— Short task —
Transcribe all of the data exactly. Omit the pictures.

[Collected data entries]
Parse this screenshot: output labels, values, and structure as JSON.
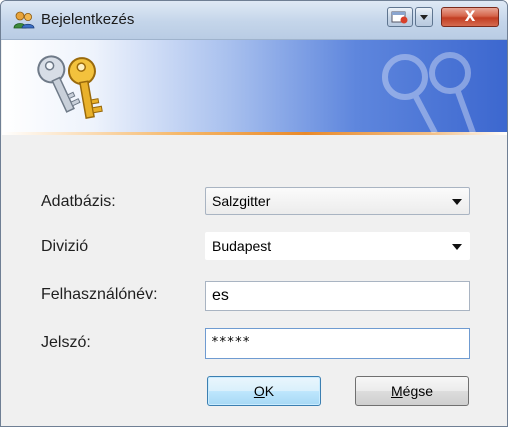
{
  "window": {
    "title": "Bejelentkezés",
    "accent": "#3c67cf",
    "close_label": "X"
  },
  "form": {
    "database_label": "Adatbázis:",
    "database_value": "Salzgitter",
    "division_label": "Divizió",
    "division_value": "Budapest",
    "username_label": "Felhasználónév:",
    "username_value": "es",
    "password_label": "Jelszó:",
    "password_value": "*****"
  },
  "buttons": {
    "ok_mnemonic": "O",
    "ok_rest": "K",
    "cancel_mnemonic": "M",
    "cancel_rest": "égse"
  },
  "icons": {
    "title": "users-icon",
    "banner": "keys-icon",
    "watermark": "keys-watermark-icon"
  }
}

— Response for this exercise —
Parse this screenshot: output labels, values, and structure as JSON.
{
  "window": {
    "title": "Bejelentkezés",
    "accent": "#3c67cf",
    "close_label": "X"
  },
  "form": {
    "database_label": "Adatbázis:",
    "database_value": "Salzgitter",
    "division_label": "Divizió",
    "division_value": "Budapest",
    "username_label": "Felhasználónév:",
    "username_value": "es",
    "password_label": "Jelszó:",
    "password_value": "*****"
  },
  "buttons": {
    "ok_mnemonic": "O",
    "ok_rest": "K",
    "cancel_mnemonic": "M",
    "cancel_rest": "égse"
  },
  "icons": {
    "title": "users-icon",
    "banner": "keys-icon",
    "watermark": "keys-watermark-icon"
  }
}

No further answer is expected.